[Problem to work on] Write out the listing below in full and exactly, leaving out every picture.

[Input records]
+++

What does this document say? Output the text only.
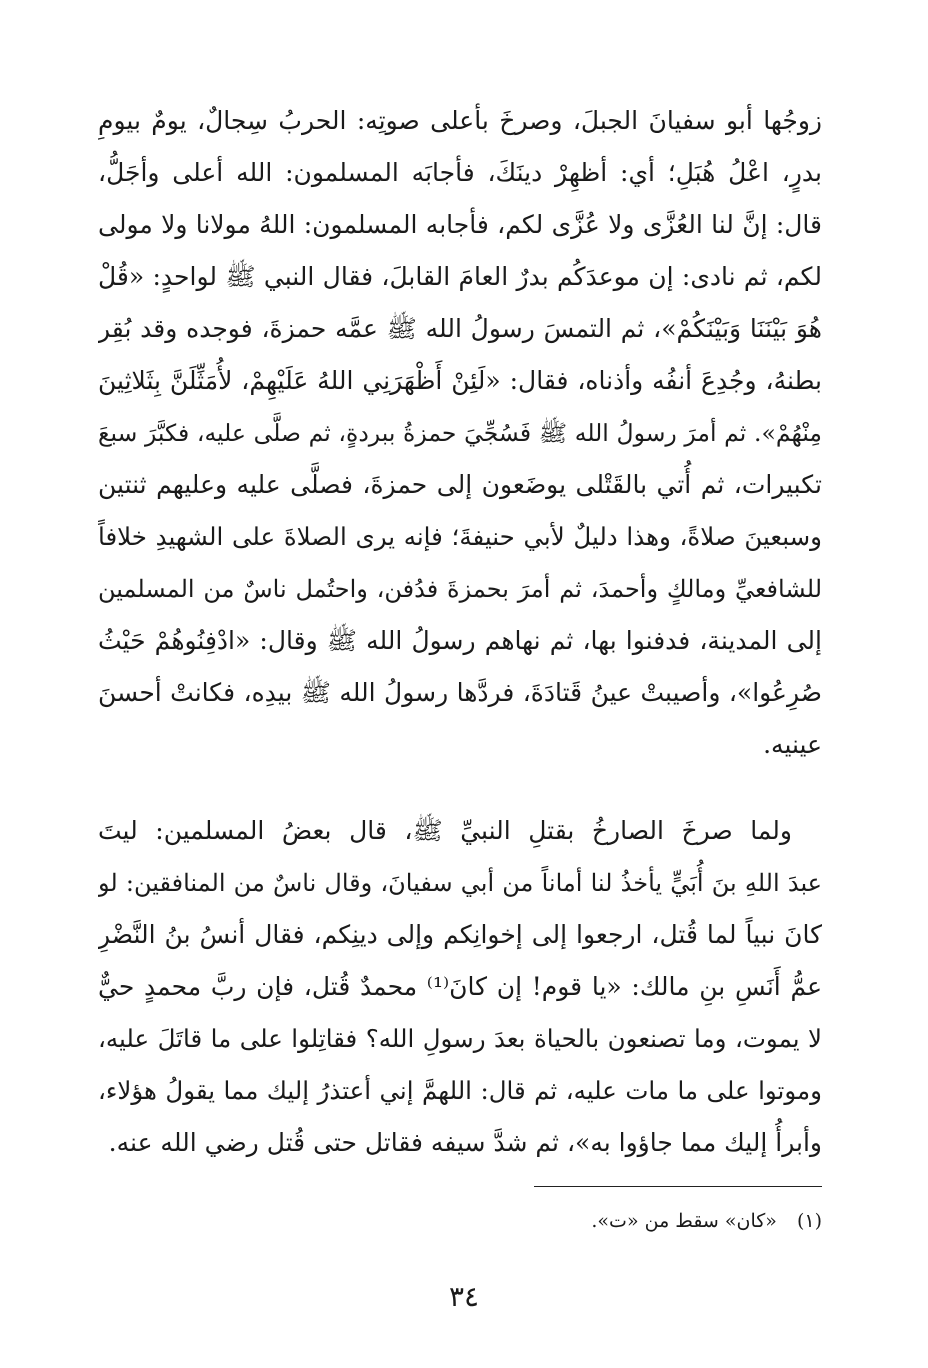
زوجُها أبو سفيانَ الجبلَ، وصرخَ بأعلى صوتِه: الحربُ سِجالٌ، يومٌ بيومِ
بدرٍ، اعْلُ هُبَلِ؛ أي: أظهِرْ دينَكَ، فأجابَه المسلمون: الله أعلى وأجَلُّ،
قال: إنَّ لنا العُزَّى ولا عُزَّى لكم، فأجابه المسلمون: اللهُ مولانا ولا مولى
لكم، ثم نادى: إن موعدَكُم بدرٌ العامَ القابلَ، فقال النبي ﷺ لواحدٍ: «قُلْ
هُوَ بَيْنَنَا وَبَيْنَكُمْ»، ثم التمسَ رسولُ الله ﷺ عمَّه حمزةَ، فوجده وقد بُقِر
بطنهُ، وجُدِعَ أنفُه وأذناه، فقال: «لَئِنْ أَظْهَرَنِي اللهُ عَلَيْهِمْ، لأُمَثِّلَنَّ بِثَلاثِينَ
مِنْهُمْ». ثم أمرَ رسولُ الله ﷺ فَسُجِّيَ حمزةُ ببردةٍ، ثم صلَّى عليه، فكبَّرَ سبعَ
تكبيرات، ثم أُتي بالقَتْلى يوضَعون إلى حمزةَ، فصلَّى عليه وعليهم ثنتين
وسبعينَ صلاةً، وهذا دليلٌ لأبي حنيفةَ؛ فإنه يرى الصلاةَ على الشهيدِ خلافاً
للشافعيِّ ومالكٍ وأحمدَ، ثم أمرَ بحمزةَ فدُفن، واحتُمل ناسٌ من المسلمين
إلى المدينة، فدفنوا بها، ثم نهاهم رسولُ الله ﷺ وقال: «ادْفِنُوهُمْ حَيْثُ
صُرِعُوا»، وأصيبتْ عينُ قَتادَةَ، فردَّها رسولُ الله ﷺ بيدِه، فكانتْ أحسنَ
عينيه.
ولما صرخَ الصارخُ بقتلِ النبيِّ ﷺ، قال بعضُ المسلمين: ليتَ
عبدَ اللهِ بنَ أُبَيٍّ يأخذُ لنا أماناً من أبي سفيانَ، وقال ناسٌ من المنافقين: لو
كانَ نبياً لما قُتل، ارجعوا إلى إخوانِكم وإلى دينِكم، فقال أنسُ بنُ النَّضْرِ
عمُّ أَنَسِ بنِ مالك: «يا قوم! إن كانَ⁽¹⁾ محمدٌ قُتل، فإن ربَّ محمدٍ حيٌّ
لا يموت، وما تصنعون بالحياة بعدَ رسولِ الله؟ فقاتِلوا على ما قاتَلَ عليه،
وموتوا على ما مات عليه، ثم قال: اللهمَّ إني أعتذرُ إليك مما يقولُ هؤلاء،
وأبرأُ إليك مما جاؤوا به»، ثم شدَّ سيفه فقاتل حتى قُتل رضي الله عنه.
(١)«كان» سقط من «ت».
٣٤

+++

[Task output]
What does this document say? Output the text only.
زوجُها أبو سفيانَ الجبلَ، وصرخَ بأعلى صوتِه: الحربُ سِجالٌ، يومٌ بيومِ
بدرٍ، اعْلُ هُبَلِ؛ أي: أظهِرْ دينَكَ، فأجابَه المسلمون: الله أعلى وأجَلُّ،
قال: إنَّ لنا العُزَّى ولا عُزَّى لكم، فأجابه المسلمون: اللهُ مولانا ولا مولى
لكم، ثم نادى: إن موعدَكُم بدرٌ العامَ القابلَ، فقال النبي ﷺ لواحدٍ: «قُلْ
هُوَ بَيْنَنَا وَبَيْنَكُمْ»، ثم التمسَ رسولُ الله ﷺ عمَّه حمزةَ، فوجده وقد بُقِر
بطنهُ، وجُدِعَ أنفُه وأذناه، فقال: «لَئِنْ أَظْهَرَنِي اللهُ عَلَيْهِمْ، لأُمَثِّلَنَّ بِثَلاثِينَ
مِنْهُمْ». ثم أمرَ رسولُ الله ﷺ فَسُجِّيَ حمزةُ ببردةٍ، ثم صلَّى عليه، فكبَّرَ سبعَ
تكبيرات، ثم أُتي بالقَتْلى يوضَعون إلى حمزةَ، فصلَّى عليه وعليهم ثنتين
وسبعينَ صلاةً، وهذا دليلٌ لأبي حنيفةَ؛ فإنه يرى الصلاةَ على الشهيدِ خلافاً
للشافعيِّ ومالكٍ وأحمدَ، ثم أمرَ بحمزةَ فدُفن، واحتُمل ناسٌ من المسلمين
إلى المدينة، فدفنوا بها، ثم نهاهم رسولُ الله ﷺ وقال: «ادْفِنُوهُمْ حَيْثُ
صُرِعُوا»، وأصيبتْ عينُ قَتادَةَ، فردَّها رسولُ الله ﷺ بيدِه، فكانتْ أحسنَ
عينيه.
ولما صرخَ الصارخُ بقتلِ النبيِّ ﷺ، قال بعضُ المسلمين: ليتَ
عبدَ اللهِ بنَ أُبَيٍّ يأخذُ لنا أماناً من أبي سفيانَ، وقال ناسٌ من المنافقين: لو
كانَ نبياً لما قُتل، ارجعوا إلى إخوانِكم وإلى دينِكم، فقال أنسُ بنُ النَّضْرِ
عمُّ أَنَسِ بنِ مالك: «يا قوم! إن كانَ⁽¹⁾ محمدٌ قُتل، فإن ربَّ محمدٍ حيٌّ
لا يموت، وما تصنعون بالحياة بعدَ رسولِ الله؟ فقاتِلوا على ما قاتَلَ عليه،
وموتوا على ما مات عليه، ثم قال: اللهمَّ إني أعتذرُ إليك مما يقولُ هؤلاء،
وأبرأُ إليك مما جاؤوا به»، ثم شدَّ سيفه فقاتل حتى قُتل رضي الله عنه.
(١)«كان» سقط من «ت».
٣٤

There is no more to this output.